### What the task requires
Pull every line holding the string "load" from the records below.

### Data lines
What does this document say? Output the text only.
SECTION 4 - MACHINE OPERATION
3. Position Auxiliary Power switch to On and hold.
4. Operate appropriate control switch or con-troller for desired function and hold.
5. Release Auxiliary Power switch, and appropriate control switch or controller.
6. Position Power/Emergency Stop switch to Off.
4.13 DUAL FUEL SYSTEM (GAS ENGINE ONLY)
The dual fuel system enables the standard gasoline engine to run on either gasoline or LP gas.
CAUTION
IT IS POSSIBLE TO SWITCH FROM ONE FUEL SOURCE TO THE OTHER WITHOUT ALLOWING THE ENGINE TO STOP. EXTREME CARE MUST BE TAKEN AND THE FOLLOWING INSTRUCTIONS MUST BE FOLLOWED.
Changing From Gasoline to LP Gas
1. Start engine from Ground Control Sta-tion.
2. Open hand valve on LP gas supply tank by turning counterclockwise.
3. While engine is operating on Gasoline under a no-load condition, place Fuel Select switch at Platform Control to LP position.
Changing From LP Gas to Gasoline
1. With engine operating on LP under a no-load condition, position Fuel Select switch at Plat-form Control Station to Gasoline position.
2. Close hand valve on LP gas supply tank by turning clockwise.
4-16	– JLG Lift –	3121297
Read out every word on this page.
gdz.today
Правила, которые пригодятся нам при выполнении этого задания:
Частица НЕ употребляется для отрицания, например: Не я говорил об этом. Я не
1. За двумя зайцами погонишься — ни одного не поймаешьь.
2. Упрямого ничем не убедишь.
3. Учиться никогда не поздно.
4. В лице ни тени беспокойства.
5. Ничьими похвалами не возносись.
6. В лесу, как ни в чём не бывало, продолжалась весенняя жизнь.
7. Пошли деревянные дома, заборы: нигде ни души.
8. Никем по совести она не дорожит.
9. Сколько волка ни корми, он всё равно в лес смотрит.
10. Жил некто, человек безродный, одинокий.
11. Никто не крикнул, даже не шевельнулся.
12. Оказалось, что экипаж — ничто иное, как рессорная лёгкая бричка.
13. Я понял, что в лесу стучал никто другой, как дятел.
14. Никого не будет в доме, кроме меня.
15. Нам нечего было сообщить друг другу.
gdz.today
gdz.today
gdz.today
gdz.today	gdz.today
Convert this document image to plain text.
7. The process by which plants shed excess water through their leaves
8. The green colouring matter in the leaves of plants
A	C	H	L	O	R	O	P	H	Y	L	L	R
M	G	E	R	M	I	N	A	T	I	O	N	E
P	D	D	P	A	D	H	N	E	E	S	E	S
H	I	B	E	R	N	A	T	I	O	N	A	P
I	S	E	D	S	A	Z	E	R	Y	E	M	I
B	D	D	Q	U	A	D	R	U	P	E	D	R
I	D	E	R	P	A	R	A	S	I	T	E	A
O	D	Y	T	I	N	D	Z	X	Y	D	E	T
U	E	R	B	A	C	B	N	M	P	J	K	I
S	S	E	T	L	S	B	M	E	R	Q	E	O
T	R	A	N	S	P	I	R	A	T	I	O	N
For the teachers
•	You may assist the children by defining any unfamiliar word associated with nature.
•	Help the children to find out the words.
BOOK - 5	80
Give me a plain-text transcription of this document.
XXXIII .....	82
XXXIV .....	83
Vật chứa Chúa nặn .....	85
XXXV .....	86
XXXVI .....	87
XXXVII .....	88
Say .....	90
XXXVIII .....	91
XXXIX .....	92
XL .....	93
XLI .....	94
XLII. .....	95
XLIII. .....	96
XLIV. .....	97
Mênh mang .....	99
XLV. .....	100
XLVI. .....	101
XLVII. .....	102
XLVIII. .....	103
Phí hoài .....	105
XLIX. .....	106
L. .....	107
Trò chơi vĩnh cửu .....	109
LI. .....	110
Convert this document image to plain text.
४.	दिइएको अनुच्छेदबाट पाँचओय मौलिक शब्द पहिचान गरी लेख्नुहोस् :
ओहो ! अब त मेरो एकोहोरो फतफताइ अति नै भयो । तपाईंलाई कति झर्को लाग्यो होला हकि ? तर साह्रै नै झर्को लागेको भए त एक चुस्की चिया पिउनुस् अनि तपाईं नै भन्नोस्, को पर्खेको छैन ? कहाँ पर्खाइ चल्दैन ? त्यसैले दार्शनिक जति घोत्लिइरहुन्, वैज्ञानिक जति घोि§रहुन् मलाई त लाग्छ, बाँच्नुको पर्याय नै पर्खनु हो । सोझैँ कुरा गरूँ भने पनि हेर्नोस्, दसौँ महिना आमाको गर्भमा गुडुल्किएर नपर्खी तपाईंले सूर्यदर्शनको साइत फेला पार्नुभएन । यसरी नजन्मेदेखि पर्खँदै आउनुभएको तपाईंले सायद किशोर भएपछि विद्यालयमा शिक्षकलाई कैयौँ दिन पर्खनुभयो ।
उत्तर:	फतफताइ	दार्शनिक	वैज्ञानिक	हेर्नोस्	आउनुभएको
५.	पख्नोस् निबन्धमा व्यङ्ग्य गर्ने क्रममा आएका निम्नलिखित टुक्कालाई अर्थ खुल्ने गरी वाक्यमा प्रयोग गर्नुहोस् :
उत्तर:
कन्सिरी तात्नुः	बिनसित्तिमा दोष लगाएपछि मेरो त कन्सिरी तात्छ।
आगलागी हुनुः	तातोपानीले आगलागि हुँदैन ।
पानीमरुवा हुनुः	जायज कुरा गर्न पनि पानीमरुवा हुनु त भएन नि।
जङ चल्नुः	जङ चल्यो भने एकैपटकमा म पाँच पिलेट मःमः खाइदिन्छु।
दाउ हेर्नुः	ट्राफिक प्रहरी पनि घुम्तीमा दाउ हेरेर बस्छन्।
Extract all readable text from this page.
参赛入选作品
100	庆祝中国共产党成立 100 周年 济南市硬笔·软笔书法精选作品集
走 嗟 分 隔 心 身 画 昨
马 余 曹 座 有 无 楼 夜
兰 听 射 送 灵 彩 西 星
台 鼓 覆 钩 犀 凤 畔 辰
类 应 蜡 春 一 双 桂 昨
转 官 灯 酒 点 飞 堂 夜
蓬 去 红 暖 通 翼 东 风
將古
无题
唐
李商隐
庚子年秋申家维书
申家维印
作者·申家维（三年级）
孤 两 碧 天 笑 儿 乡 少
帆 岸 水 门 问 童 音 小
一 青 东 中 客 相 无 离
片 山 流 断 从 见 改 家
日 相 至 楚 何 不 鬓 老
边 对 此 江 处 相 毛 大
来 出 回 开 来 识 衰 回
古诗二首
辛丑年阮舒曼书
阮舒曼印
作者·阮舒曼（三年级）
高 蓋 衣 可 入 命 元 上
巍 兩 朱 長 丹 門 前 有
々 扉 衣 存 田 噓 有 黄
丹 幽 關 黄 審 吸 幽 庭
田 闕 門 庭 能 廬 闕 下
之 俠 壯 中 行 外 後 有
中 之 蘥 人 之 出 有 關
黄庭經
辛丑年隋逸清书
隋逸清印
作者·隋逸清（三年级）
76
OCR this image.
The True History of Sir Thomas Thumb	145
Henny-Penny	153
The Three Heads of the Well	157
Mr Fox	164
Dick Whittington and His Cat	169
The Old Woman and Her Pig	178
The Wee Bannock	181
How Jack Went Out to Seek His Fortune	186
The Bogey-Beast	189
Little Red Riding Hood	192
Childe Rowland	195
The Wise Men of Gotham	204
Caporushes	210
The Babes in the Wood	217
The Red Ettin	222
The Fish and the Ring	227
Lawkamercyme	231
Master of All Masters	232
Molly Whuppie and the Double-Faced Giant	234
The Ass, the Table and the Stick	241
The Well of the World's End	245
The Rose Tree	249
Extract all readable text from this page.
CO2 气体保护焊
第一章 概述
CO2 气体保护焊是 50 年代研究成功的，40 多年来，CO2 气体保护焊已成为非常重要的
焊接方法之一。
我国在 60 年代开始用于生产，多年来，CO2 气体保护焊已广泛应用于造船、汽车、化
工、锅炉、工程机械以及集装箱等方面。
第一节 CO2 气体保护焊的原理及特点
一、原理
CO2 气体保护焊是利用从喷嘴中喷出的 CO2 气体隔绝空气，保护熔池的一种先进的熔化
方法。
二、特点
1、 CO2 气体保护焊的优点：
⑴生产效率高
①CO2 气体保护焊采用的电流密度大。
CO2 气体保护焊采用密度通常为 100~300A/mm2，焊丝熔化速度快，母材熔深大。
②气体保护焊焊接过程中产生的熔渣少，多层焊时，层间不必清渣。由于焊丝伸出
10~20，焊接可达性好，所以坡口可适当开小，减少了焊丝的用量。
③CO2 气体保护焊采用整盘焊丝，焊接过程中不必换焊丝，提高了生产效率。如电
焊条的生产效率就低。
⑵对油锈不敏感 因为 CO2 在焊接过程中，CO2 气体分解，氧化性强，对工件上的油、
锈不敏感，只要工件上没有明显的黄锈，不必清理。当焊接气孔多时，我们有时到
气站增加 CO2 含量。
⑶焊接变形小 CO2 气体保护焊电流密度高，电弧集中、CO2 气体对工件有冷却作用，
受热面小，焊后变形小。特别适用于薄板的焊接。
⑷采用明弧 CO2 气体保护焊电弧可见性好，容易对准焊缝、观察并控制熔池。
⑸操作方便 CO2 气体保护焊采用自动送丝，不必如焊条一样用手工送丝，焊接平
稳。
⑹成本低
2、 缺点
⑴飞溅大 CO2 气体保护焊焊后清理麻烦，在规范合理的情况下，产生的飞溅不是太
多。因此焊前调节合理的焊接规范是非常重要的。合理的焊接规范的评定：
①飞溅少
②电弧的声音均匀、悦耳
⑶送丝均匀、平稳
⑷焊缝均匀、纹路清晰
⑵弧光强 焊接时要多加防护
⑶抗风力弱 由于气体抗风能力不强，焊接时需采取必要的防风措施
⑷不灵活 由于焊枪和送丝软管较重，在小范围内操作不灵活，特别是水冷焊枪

### Task answer
3. While engine is operating on Gasoline under a no-load condition, place Fuel Select switch at Platform Control to LP position.
1. With engine operating on LP under a no-load condition, position Fuel Select switch at Plat-form Control Station to Gasoline position.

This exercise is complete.